Write out each line from the data below that includes the word "color".
--- Start of Data listing ---
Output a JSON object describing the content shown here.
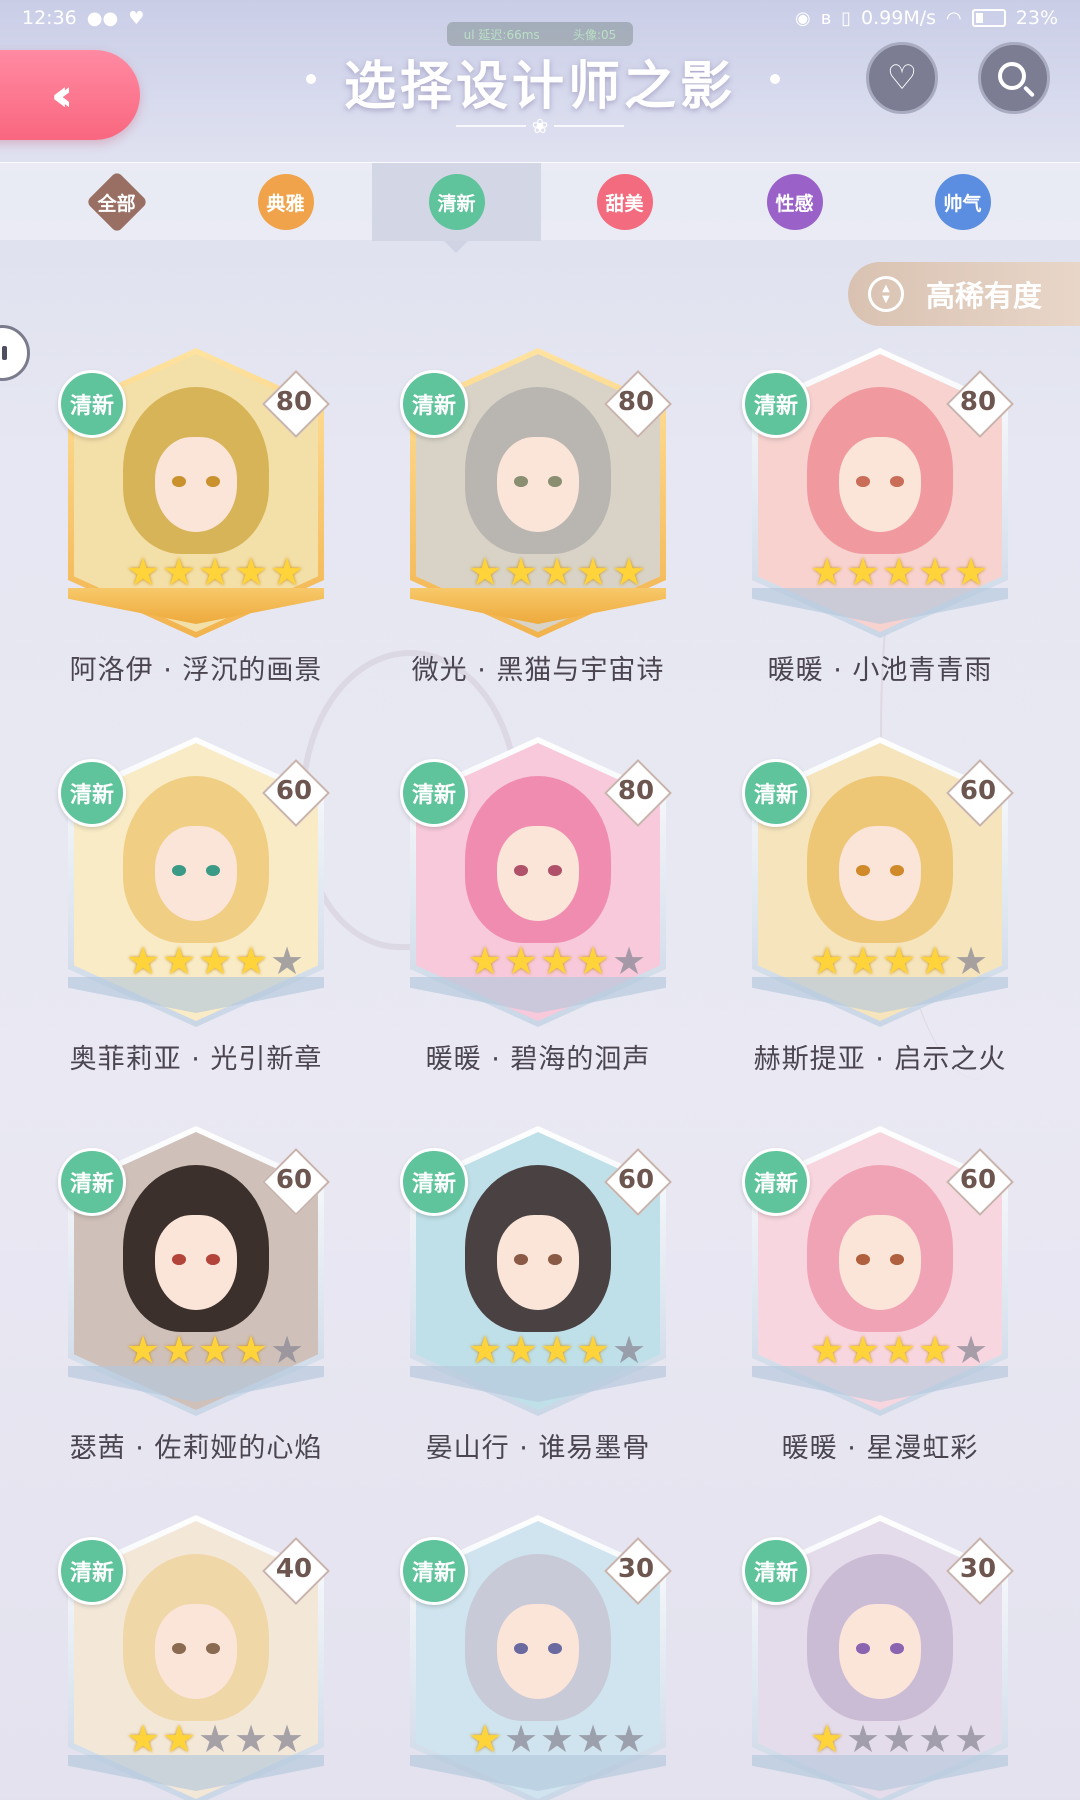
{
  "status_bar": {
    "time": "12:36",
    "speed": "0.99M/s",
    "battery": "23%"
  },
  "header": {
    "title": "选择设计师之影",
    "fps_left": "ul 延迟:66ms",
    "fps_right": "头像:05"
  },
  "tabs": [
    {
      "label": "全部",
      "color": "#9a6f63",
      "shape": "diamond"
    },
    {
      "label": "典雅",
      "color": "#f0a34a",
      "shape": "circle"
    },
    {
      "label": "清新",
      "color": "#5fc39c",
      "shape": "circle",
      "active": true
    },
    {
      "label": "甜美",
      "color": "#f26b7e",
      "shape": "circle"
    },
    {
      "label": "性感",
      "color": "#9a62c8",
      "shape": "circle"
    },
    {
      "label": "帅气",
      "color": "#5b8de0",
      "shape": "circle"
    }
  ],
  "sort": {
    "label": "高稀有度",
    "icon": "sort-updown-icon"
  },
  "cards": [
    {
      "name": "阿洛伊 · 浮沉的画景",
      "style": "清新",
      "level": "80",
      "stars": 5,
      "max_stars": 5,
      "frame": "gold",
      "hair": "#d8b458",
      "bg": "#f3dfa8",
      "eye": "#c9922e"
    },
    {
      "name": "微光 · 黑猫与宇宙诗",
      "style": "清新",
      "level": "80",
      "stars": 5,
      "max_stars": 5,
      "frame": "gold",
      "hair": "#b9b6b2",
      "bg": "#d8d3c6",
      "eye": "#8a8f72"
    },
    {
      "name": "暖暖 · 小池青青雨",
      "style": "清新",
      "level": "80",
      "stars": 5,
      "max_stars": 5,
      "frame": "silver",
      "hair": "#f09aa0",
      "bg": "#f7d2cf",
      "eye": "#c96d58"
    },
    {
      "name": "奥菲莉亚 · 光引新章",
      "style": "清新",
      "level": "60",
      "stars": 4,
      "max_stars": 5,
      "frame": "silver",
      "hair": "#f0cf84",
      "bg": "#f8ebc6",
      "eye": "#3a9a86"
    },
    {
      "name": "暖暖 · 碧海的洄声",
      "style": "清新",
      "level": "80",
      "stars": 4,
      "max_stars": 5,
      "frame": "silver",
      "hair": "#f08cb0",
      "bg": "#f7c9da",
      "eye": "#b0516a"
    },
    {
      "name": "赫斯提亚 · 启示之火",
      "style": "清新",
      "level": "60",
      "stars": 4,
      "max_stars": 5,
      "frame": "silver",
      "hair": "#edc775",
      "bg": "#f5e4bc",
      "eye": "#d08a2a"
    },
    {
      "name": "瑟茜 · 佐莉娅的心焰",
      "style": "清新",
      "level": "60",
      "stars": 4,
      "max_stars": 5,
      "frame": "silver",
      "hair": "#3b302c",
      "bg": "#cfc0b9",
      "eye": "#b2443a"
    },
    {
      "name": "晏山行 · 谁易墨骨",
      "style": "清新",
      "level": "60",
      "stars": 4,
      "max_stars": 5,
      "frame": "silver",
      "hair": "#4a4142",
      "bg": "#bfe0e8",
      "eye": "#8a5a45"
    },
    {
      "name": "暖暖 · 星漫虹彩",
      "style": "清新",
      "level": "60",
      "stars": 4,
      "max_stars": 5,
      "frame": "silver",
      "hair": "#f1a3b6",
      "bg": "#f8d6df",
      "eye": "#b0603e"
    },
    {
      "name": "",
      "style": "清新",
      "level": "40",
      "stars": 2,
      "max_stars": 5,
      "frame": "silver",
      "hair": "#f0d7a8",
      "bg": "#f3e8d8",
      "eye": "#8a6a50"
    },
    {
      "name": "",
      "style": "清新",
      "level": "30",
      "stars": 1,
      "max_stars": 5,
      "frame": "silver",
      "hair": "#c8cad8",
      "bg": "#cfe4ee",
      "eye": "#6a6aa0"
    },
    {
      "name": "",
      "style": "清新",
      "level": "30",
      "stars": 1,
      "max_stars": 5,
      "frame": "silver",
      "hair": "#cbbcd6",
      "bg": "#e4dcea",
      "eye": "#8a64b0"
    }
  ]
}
--- End of Data listing ---
Result for this exercise:
      "color": "#9a6f63",
      "color": "#f0a34a",
      "color": "#5fc39c",
      "color": "#f26b7e",
      "color": "#9a62c8",
      "color": "#5b8de0",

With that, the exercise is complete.